• **GIVEN INSTRUCTION 1**: Quote, without changes, the entries below, beginning at the line that contains "98, 418, 109]" and stopping after the line that contains "60, 468, 76]".

-- BEGIN DOCUMENT TEXT --

- Developer: Morefun Studios
- Publisher: Tencent Games
- Engine: Adobe Flash
- Platforms: Android; iOS; Windows;
- Release: CN: March 26, 2026 (full release); WW: TBA;
- Genres: Role-playing, Monster tamer, MMO
- Modes: Single-player, multiplayer

= Roco Kingdom =

Chinese video game franchise

Roco Kingdom (洛克王国) is a Chinese online role-playing video game franchise and community themed around a magical kingdom primarily targeted at children aged 7 to 14. It is developed by Morefun Studios, published by Tencent Games, and runs on web browsers. Public testing began on July 15, 2010. In April 2015, the number of registered players surpassed 200 million. A mobile version called Roco Kingdom: World entered closed beta in August 2024. The franchise has inspired a number of animated films and TV shows. During Opening Night Live (ONL) at Gamescom on August 25, 2026, Roco Kingdom announced that it will be going global. A new closed beta test, called the "Quack Quack Test" will launch on October 27, for PC and Mobile devices.

== Game elements ==

=== Backstory ===
The Kingdom of Rocos is located inside a basin close to the sea. The Rocos have lived there along with a variety of other creatures since prehistoric times and rule their land through magic. They have specialized into merchants, detectives, gardeners, explorers, and knights. Roco Kingdom began transitioning into an open world model in 2023.

=== Main characters ===
Roco is the main protagonist controlled by the player. Notable non-player characters include St. Andrew the king and Griffin, the headmaster of the magic academy.

=== Mini-games ===
In addition to pursuing assigned quests, players can engage in mini-games such as playing music on a virtual keyboard and trivia quizzes. They can also initiate battles with their pets similar to fighting with Pokémons.

=== Cross-marketing ===
Characters from other franchises such as Cardcaptor Sakura, Digimon, and Sanrio appear in Roco Kingdom during certain events.

== Films ==

=== Feature films ===
- Roco Kingdom: Sacred Dragon Knight: Directed by Yu Shengjun, produced by Tencent, Youyang Media, and XuanDong Animation, premiered on September 30, 2011.
- Roco Kingdom: The Desire of Dragon: Directed by Yu Shengjun, produced by Tencent and Youyang Media, premiered on January 31, 2013. The producers hoped that Roco Kingdom as a franchise could compete with domestic and foreign brands such as Kung Fu Panda, McDull, and Pleasant Goat. The film earned 32 million RMB in its opening week.
- Roco Kingdom 3: The Sacred Dragon's Guardian: Premiered on July 10, 2014.
- Roco Kingdom 4: Departure! Valley of Giants: Released on August 13, 2015.

=== Television films ===
- Roco Kingdom: Martial Arts Tournament: Tells the story of Rocky and his friends participating in the Roco Kingdom Martial Arts Tournament, premiered on July 13, 2012.

-- END DOCUMENT TEXT --
-- BEGIN RECORDS --

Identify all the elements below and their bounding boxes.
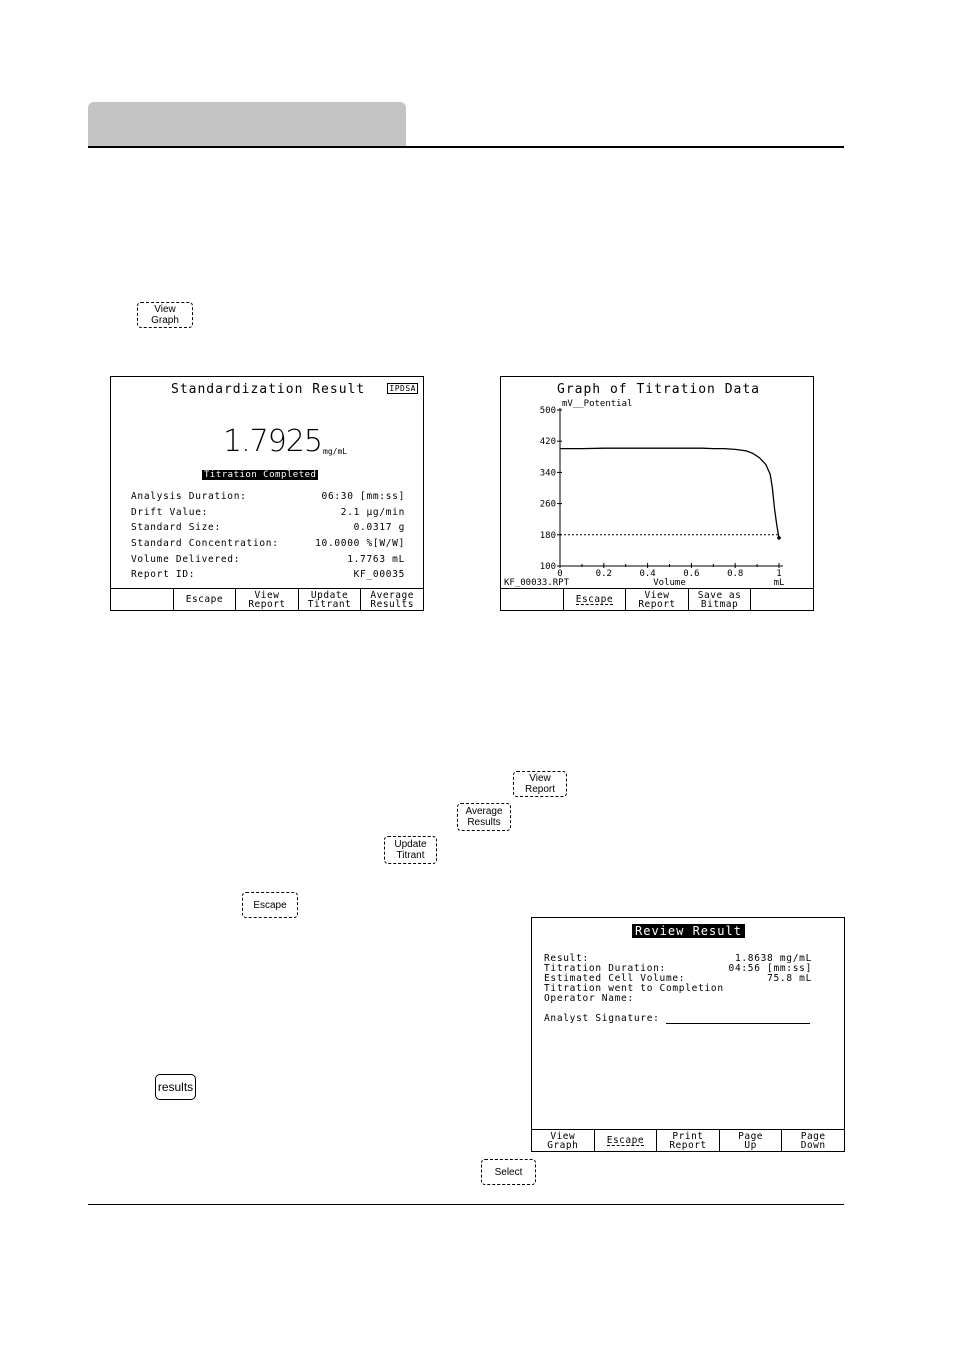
softkey-blank[interactable] [501, 589, 563, 610]
softkey-bar [111, 588, 423, 610]
legend-label: mV__Potential [562, 399, 633, 409]
section-header-tab [88, 102, 406, 146]
escape-key[interactable]: Escape [242, 892, 298, 918]
softkey-average-results[interactable]: Average Results [360, 589, 423, 610]
softkey-view-report[interactable]: View Report [235, 589, 298, 610]
titration-graph-screen [500, 376, 814, 611]
detail-row: Standard Concentration: 10.0000 %[W/W] [131, 538, 405, 550]
x-tick-label: 0.8 [727, 569, 744, 579]
softkey-blank-right[interactable] [750, 589, 813, 610]
detail-row: Volume Delivered: 1.7763 mL [131, 553, 405, 565]
update-titrant-key[interactable]: Update Titrant [384, 836, 437, 864]
softkey-page-down[interactable]: Page Down [781, 1130, 844, 1151]
x-tick-label: 0.6 [683, 569, 700, 579]
result-unit: mg/mL [323, 447, 348, 456]
softkey-bar [532, 1129, 844, 1151]
detail-row: Analysis Duration: 06:30 [mm:ss] [131, 491, 405, 502]
softkey-escape[interactable]: Escape [563, 589, 626, 610]
report-filename: KF_00033.RPT [504, 578, 570, 588]
mode-badge: IPDSA [389, 384, 416, 393]
x-axis-unit: mL [773, 578, 785, 588]
result-details [131, 489, 405, 583]
footer-rule [88, 1204, 844, 1205]
titration-chart [501, 377, 813, 589]
status-badge: Titration Completed [204, 470, 317, 480]
x-tick-label: 1 [776, 569, 782, 579]
y-tick-label: 500 [539, 406, 556, 416]
detail-row: Standard Size: 0.0317 g [131, 522, 405, 534]
softkey-view-report[interactable]: View Report [625, 589, 688, 610]
result-value: 1.7925 [223, 424, 322, 459]
softkey-blank[interactable] [111, 589, 173, 610]
average-results-key[interactable]: Average Results [457, 803, 511, 831]
review-row: Result: 1.8638 mg/mL [544, 953, 812, 964]
view-report-key[interactable]: View Report [513, 771, 567, 797]
softkey-print-report[interactable]: Print Report [656, 1130, 719, 1151]
y-tick-label: 340 [539, 468, 556, 479]
review-row: Titration Duration: 04:56 [mm:ss] [544, 963, 812, 974]
graph-title: Graph of Titration Data [557, 382, 761, 397]
endpoint-marker [777, 536, 781, 540]
view-graph-key[interactable]: View Graph [137, 302, 193, 328]
y-tick-label: 100 [539, 562, 556, 572]
analyst-signature: Analyst Signature: [544, 1014, 812, 1024]
detail-row: Drift Value: 2.1 µg/min [131, 506, 405, 518]
y-tick-label: 260 [539, 499, 556, 510]
review-title: Review Result [632, 924, 745, 938]
review-result-screen [531, 917, 845, 1152]
potential-curve [560, 448, 779, 538]
x-tick-label: 0.4 [639, 569, 656, 579]
signature-line [666, 1014, 810, 1024]
review-row: Estimated Cell Volume: 75.8 mL [544, 973, 812, 984]
y-tick-label: 180 [539, 530, 556, 541]
results-key[interactable]: results [155, 1074, 196, 1100]
x-tick-label: 0 [557, 569, 563, 579]
y-tick-label: 420 [539, 437, 556, 448]
detail-row: Report ID: KF_00035 [131, 569, 405, 581]
header-rule [88, 146, 844, 148]
softkey-escape[interactable]: Escape [594, 1130, 657, 1151]
review-row: Titration went to Completion [544, 983, 724, 994]
softkey-save-bitmap[interactable]: Save as Bitmap [688, 589, 751, 610]
softkey-bar [501, 588, 813, 610]
x-tick-label: 0.2 [595, 569, 612, 579]
x-axis-label: Volume [653, 578, 686, 588]
screen-title: Standardization Result [171, 382, 366, 397]
review-row: Operator Name: [544, 993, 634, 1004]
softkey-escape[interactable]: Escape [173, 589, 236, 610]
select-key[interactable]: Select [481, 1159, 536, 1185]
standardization-result-screen [110, 376, 424, 611]
softkey-view-graph[interactable]: View Graph [547, 1130, 579, 1151]
review-details [544, 954, 812, 1024]
softkey-page-up[interactable]: Page Up [719, 1130, 782, 1151]
softkey-update-titrant[interactable]: Update Titrant [298, 589, 361, 610]
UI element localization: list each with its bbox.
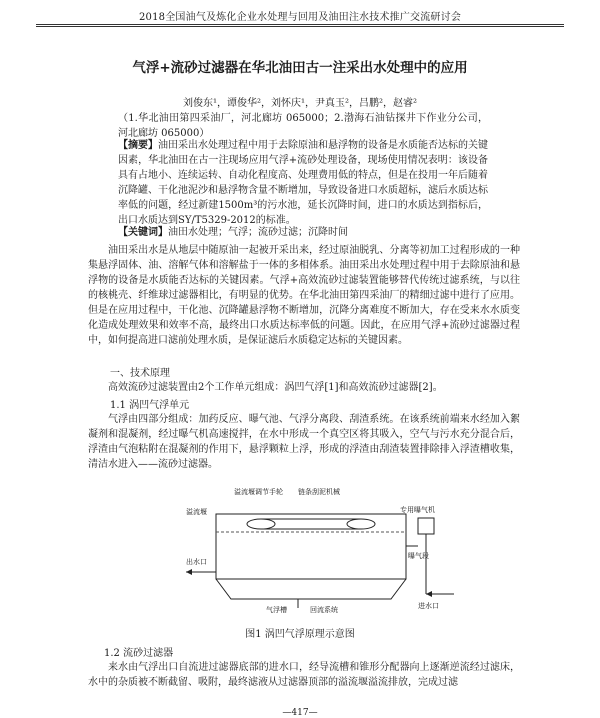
author-list: 刘俊东¹，谭俊华²，刘怀庆¹，尹真玉²，吕鹏²，赵睿²	[182, 98, 418, 109]
figure-caption: 图1 涡凹气浮原理示意图	[245, 629, 355, 640]
label-inlet: 进水口	[418, 602, 439, 610]
running-header: 2018全国油气及炼化企业水处理与回用及油田注水技术推广交流研讨会	[138, 12, 462, 23]
label-flotation-tank: 气浮槽	[266, 606, 287, 614]
label-recycle-system: 回流系统	[310, 606, 338, 614]
paper-title: 气浮+流砂过滤器在华北油田古一注采出水处理中的应用	[132, 60, 468, 76]
intro-paragraph: 油田采出水是从地层中随原油一起被开采出来，经过原油脱乳、分离等初加工过程形成的一种集悬浮固体、油、溶解气体和溶解盐于一体的多相体系。油田采出水处理过程中用于去除原油和悬浮物的设备是水质能否达标的关键因素。气浮+高效流砂过滤装置能够替代传统过滤系统，与以往的核桃壳、纤维球过滤器相比，有明显的优势。在华北油田第四采油厂的精细过滤中进行了应用。但是在应用过程中，干化池、沉降罐悬浮物不断增加，沉降分离难度不断加大，存在受来水水质变化造成处理效果和效率不高，最终出口水质达标率低的问题。因此，在应用气浮+流砂过滤器过程中，如何提高进口滤前处理水质，是保证滤后水质稳定达标的关键因素。	[88, 245, 520, 346]
header-rule	[36, 24, 564, 25]
abstract	[118, 138, 488, 228]
subsection-heading-1-2: 1.2 流砂过滤器	[104, 648, 174, 659]
abstract-label: 【摘要】	[118, 140, 158, 151]
label-aerator: 专用曝气机	[400, 506, 435, 514]
section-heading-1: 一、技术原理	[110, 368, 170, 379]
chain-wheel-left	[247, 519, 275, 529]
flotation-tank-outline	[216, 514, 406, 579]
keywords	[118, 225, 488, 240]
abstract-text: 油田采出水处理过程中用于去除原油和悬浮物的设备是水质能否达标的关键因素，华北油田在古一注现场应用气浮+流砂处理设备，现场使用情况表明：该设备具有占地小、连续运转、自动化程度高、处理费用低的特点，但是在投用一年后随着沉降罐、干化池泥沙和悬浮物含量不断增加，导致设备进口水质超标，滤后水质达标率低的问题，经过新建1500m³的污水池，延长沉降时间，进口的水质达到指标后，出口水质达到SY/T5329-2012的标准。	[118, 140, 488, 226]
section11-paragraph: 气浮由四部分组成：加药反应、曝气池、气浮分离段、刮渣系统。在该系统前端来水经加入絮凝剂和混凝剂，经过曝气机高速搅拌，在水中形成一个真空区将其吸入，空气与污水充分混合后，浮渣由气泡粘附在混凝剂的作用下，悬浮颗粒上浮，形成的浮渣由刮渣装置排除排入浮渣槽收集，清洁水进入——流砂过滤器。	[88, 414, 520, 470]
aerator-motor	[418, 518, 434, 534]
header-rule-2	[36, 26, 564, 27]
section12-paragraph: 来水由气浮出口自流进过滤器底部的进水口，经导流槽和锥形分配器向上逐渐逆流经过滤床，水中的杂质被不断截留、吸附，最终滤液从过滤器顶部的溢流堰溢流排放，完成过滤	[88, 662, 520, 688]
inlet-arrow-icon	[426, 591, 432, 597]
label-aeration-section: 曝气段	[408, 552, 429, 560]
label-weir-handwheel: 溢流堰调节手轮	[234, 488, 283, 496]
affiliation: （1.华北油田第四采油厂，河北廊坊 065000；2.渤海石油钻探井下作业分公司，河北廊坊 065000）	[118, 113, 488, 139]
tank-bottom	[216, 579, 406, 599]
label-chain-scraper: 链条刮泥机械	[298, 488, 340, 496]
label-overflow-weir: 溢流堰	[186, 508, 207, 516]
keywords-label: 【关键词】	[118, 227, 168, 238]
chain-wheel-right	[347, 519, 375, 529]
page-number: —417—	[282, 708, 318, 718]
subsection-heading-1-1: 1.1 涡凹气浮单元	[110, 400, 190, 411]
flotation-diagram	[186, 484, 456, 614]
keywords-text: 油田水处理；气浮；流砂过滤；沉降时间	[168, 227, 348, 238]
label-outlet: 出水口	[186, 558, 207, 566]
section1-paragraph: 高效流砂过滤装置由2个工作单元组成：涡凹气浮[1]和高效流砂过滤器[2]。	[108, 382, 443, 393]
outlet-arrow-icon	[186, 569, 192, 575]
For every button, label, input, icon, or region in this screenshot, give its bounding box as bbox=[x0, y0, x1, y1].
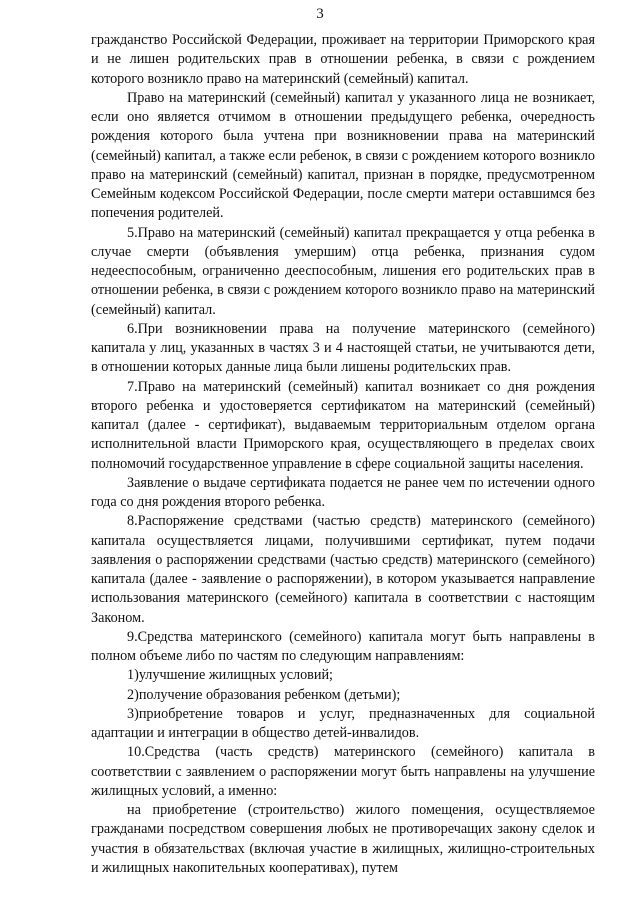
paragraph-section-7: 7.Право на материнский (семейный) капитал возникает со дня рождения второго ребенка и удостоверяется сертификатом на материнский (семейный) капитал (далее - сертификат), выдаваемым территориальным отделом органа исполнительной власти Приморского края, осуществляющего в пределах своих полномочий государственное управление в сфере социальной защиты населения. bbox=[91, 378, 595, 472]
paragraph-section-10: 10.Средства (часть средств) материнского (семейного) капитала в соответствии с заявлением о распоряжении могут быть направлены на улучшение жилищных условий, а именно: bbox=[91, 744, 595, 799]
list-item-disabled-children: 3)приобретение товаров и услуг, предназначенных для социальной адаптации и интеграции в общество детей-инвалидов. bbox=[91, 705, 595, 741]
paragraph-section-6: 6.При возникновении права на получение материнского (семейного) капитала у лиц, указанных в частях 3 и 4 настоящей статьи, не учитываются дети, в отношении которых данные лица были лишены родительских прав. bbox=[91, 320, 595, 376]
paragraph-stepfather-exclusion: Право на материнский (семейный) капитал у указанного лица не возникает, если оно является отчимом в отношении предыдущего ребенка, очередность рождения которого была учтена при возникновении права на материнский (семейный) капитал, а также если ребенок, в связи с рождением которого возникло право на материнский (семейный) капитал, признан в порядке, предусмотренном Семейным кодексом Российской Федерации, после смерти матери оставшимся без попечения родителей. bbox=[91, 89, 595, 222]
paragraph-citizenship: гражданство Российской Федерации, проживает на территории Приморского края и не лишен родительских прав в отношении ребенка, в связи с рождением которого возникло право на материнский (семейный) капитал. bbox=[91, 32, 595, 87]
paragraph-section-9: 9.Средства материнского (семейного) капитала могут быть направлены в полном объеме либо по частям по следующим направлениям: bbox=[91, 628, 595, 664]
paragraph-housing-purchase: на приобретение (строительство) жилого помещения, осуществляемое гражданами посредством совершения любых не противоречащих закону сделок и участия в обязательствах (включая участие в жилищных, жилищно-строительных и жилищных накопительных кооперативах), путем bbox=[91, 802, 595, 876]
list-item-education: 2)получение образования ребенком (детьми); bbox=[127, 686, 401, 703]
document-body bbox=[91, 31, 595, 878]
paragraph-section-5: 5.Право на материнский (семейный) капитал прекращается у отца ребенка в случае смерти (объявления умершим) отца ребенка, признания судом недееспособным, ограниченно дееспособным, лишения его родительских прав в отношении ребенка, в связи с рождением которого возникло право на материнский (семейный) капитал. bbox=[91, 224, 595, 318]
page-number: 3 bbox=[316, 6, 324, 22]
paragraph-section-8: 8.Распоряжение средствами (частью средств) материнского (семейного) капитала осуществляется лицами, получившими сертификат, путем подачи заявления о распоряжении средствами (частью средств) материнского (семейного) капитала (далее - заявление о распоряжении), в котором указывается направление использования материнского (семейного) капитала в соответствии с настоящим Законом. bbox=[91, 513, 595, 626]
paragraph-certificate-application: Заявление о выдаче сертификата подается не ранее чем по истечении одного года со дня рождения второго ребенка. bbox=[91, 474, 595, 510]
list-item-housing: 1)улучшение жилищных условий; bbox=[127, 667, 333, 684]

-- END RECORDS --

• **GIVEN INSTRUCTION 2**: Print the part of the Roco Kingdom article that begins at the words "- Roco Kingdom: The" and stops after the words "July 13, 2012.", copying it without changes.

• **WRITTEN RESPONSE 1**:
author-list: 刘俊东¹，谭俊华²，刘怀庆¹，尹真玉²，吕鹏²，赵睿²	[182, 98, 418, 109]
figure-caption: 图1 涡凹气浮原理示意图	[245, 629, 355, 640]
label-inlet: 进水口	[418, 602, 439, 610]
running-header: 2018全国油气及炼化企业水处理与回用及油田注水技术推广交流研讨会	[138, 12, 462, 23]
label-flotation-tank: 气浮槽	[266, 606, 287, 614]
label-recycle-system: 回流系统	[310, 606, 338, 614]
paper-title: 气浮+流砂过滤器在华北油田古一注采出水处理中的应用	[132, 60, 468, 76]

• **WRITTEN RESPONSE 2**:
- Roco Kingdom: The Desire of Dragon: Directed by Yu Shengjun, produced by Tencent and Youyang Media, premiered on January 31, 2013. The producers hoped that Roco Kingdom as a franchise could compete with domestic and foreign brands such as Kung Fu Panda, McDull, and Pleasant Goat. The film earned 32 million RMB in its opening week.
- Roco Kingdom 3: The Sacred Dragon's Guardian: Premiered on July 10, 2014.
- Roco Kingdom 4: Departure! Valley of Giants: Released on August 13, 2015.

=== Television films ===
- Roco Kingdom: Martial Arts Tournament: Tells the story of Rocky and his friends participating in the Roco Kingdom Martial Arts Tournament, premiered on July 13, 2012.